▶ Exercise requirements
Reply with only the number of lines that contain the string "счет".

▶ Available records

* start *

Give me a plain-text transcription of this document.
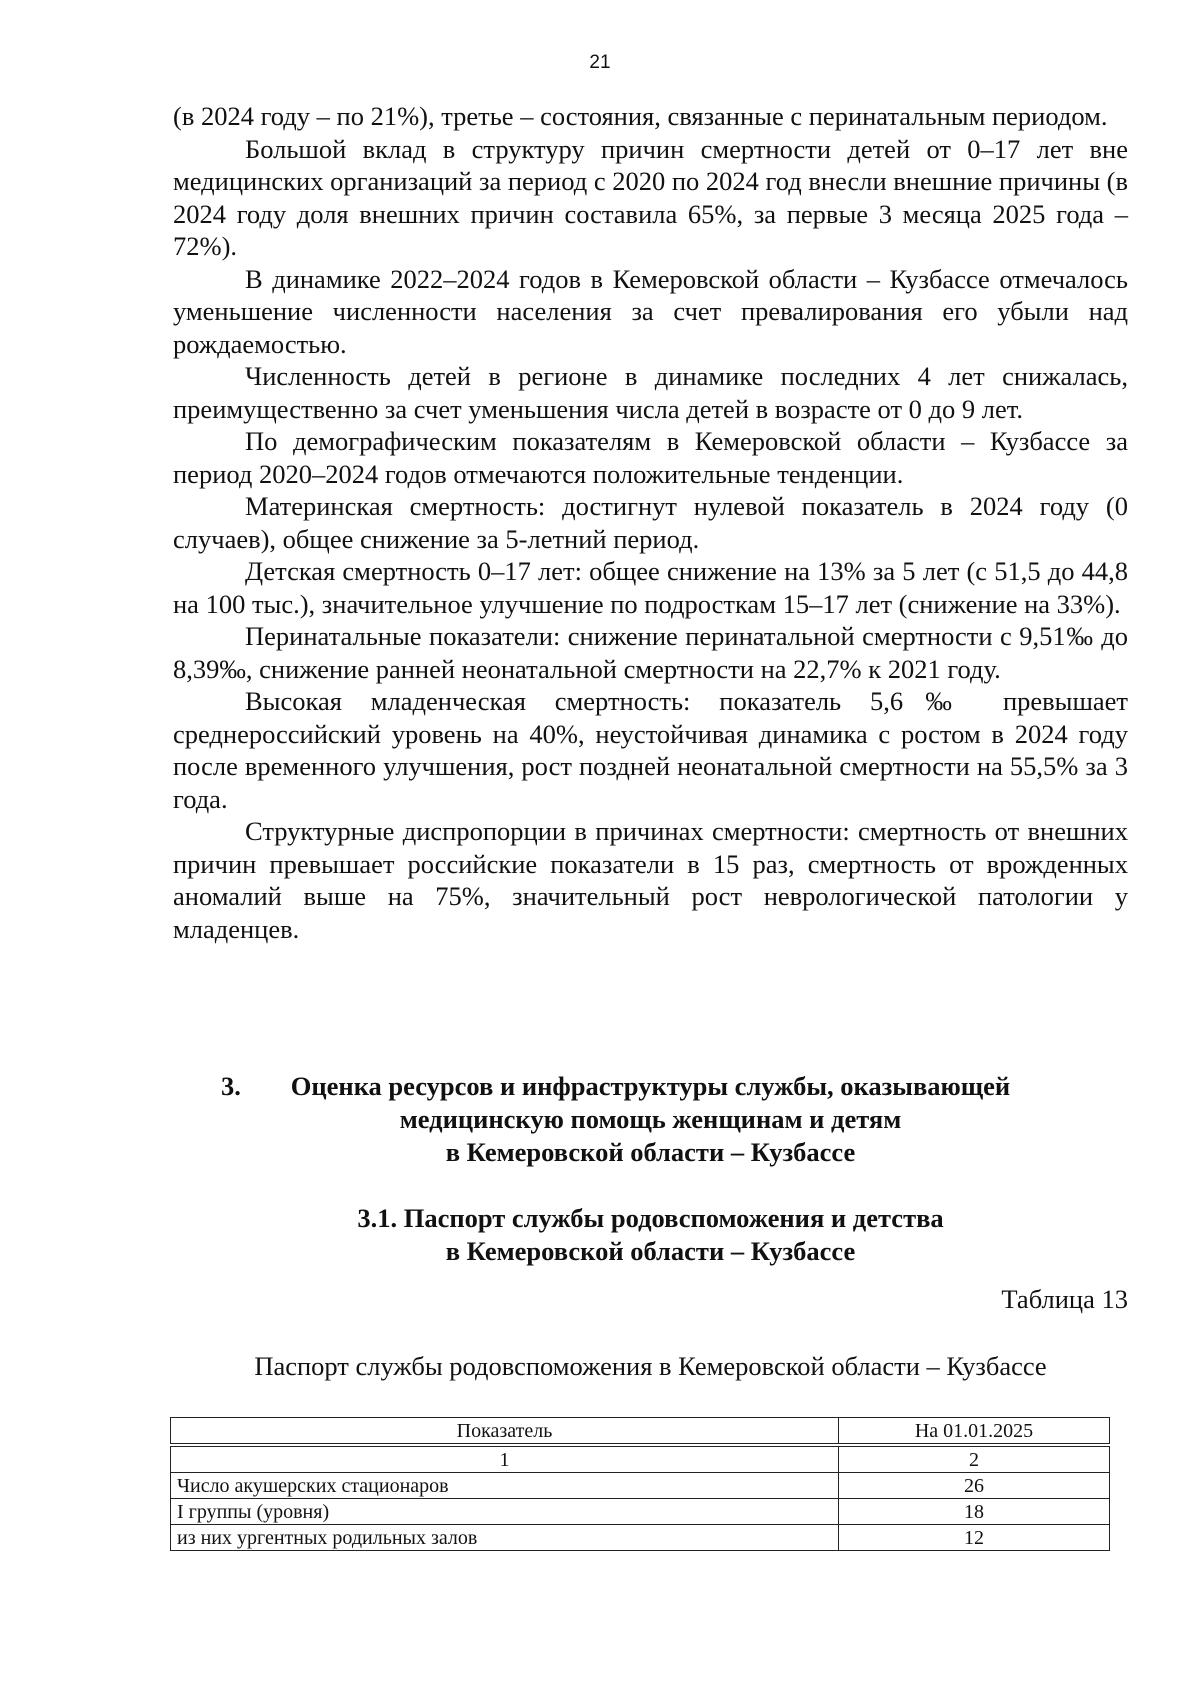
21

(в 2024 году – по 21%), третье – состояния, связанные с перинатальным периодом.

Большой вклад в структуру причин смертности детей от 0–17 лет вне медицинских организаций за период с 2020 по 2024 год внесли внешние причины (в 2024 году доля внешних причин составила 65%, за первые 3 месяца 2025 года – 72%).

В динамике 2022–2024 годов в Кемеровской области – Кузбассе отмечалось уменьшение численности населения за счет превалирования его убыли над рождаемостью.

Численность детей в регионе в динамике последних 4 лет снижалась, преимущественно за счет уменьшения числа детей в возрасте от 0 до 9 лет.

По демографическим показателям в Кемеровской области – Кузбассе за период 2020–2024 годов отмечаются положительные тенденции.

Материнская смертность: достигнут нулевой показатель в 2024 году (0 случаев), общее снижение за 5-летний период.

Детская смертность 0–17 лет: общее снижение на 13% за 5 лет (с 51,5 до 44,8 на 100 тыс.), значительное улучшение по подросткам 15–17 лет (снижение на 33%).

Перинатальные показатели: снижение перинатальной смертности с 9,51‰ до 8,39‰, снижение ранней неонатальной смертности на 22,7% к 2021 году.

Высокая младенческая смертность: показатель 5,6‰ превышает среднероссийский уровень на 40%, неустойчивая динамика с ростом в 2024 году после временного улучшения, рост поздней неонатальной смертности на 55,5% за 3 года.

Структурные диспропорции в причинах смертности: смертность от внешних причин превышает российские показатели в 15 раз, смертность от врожденных аномалий выше на 75%, значительный рост неврологической патологии у младенцев.

3.	Оценка ресурсов и инфраструктуры службы, оказывающей
медицинскую помощь женщинам и детям
в Кемеровской области – Кузбассе
3.1. Паспорт службы родовспоможения и детства
в Кемеровской области – Кузбассе
Таблица 13
Паспорт службы родовспоможения в Кемеровской области – Кузбассе
Показатель	На 01.01.2025

1	2
Число акушерских стационаров	26
I группы (уровня)	18
из них ургентных родильных залов	12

* end *

▶ Answer below
2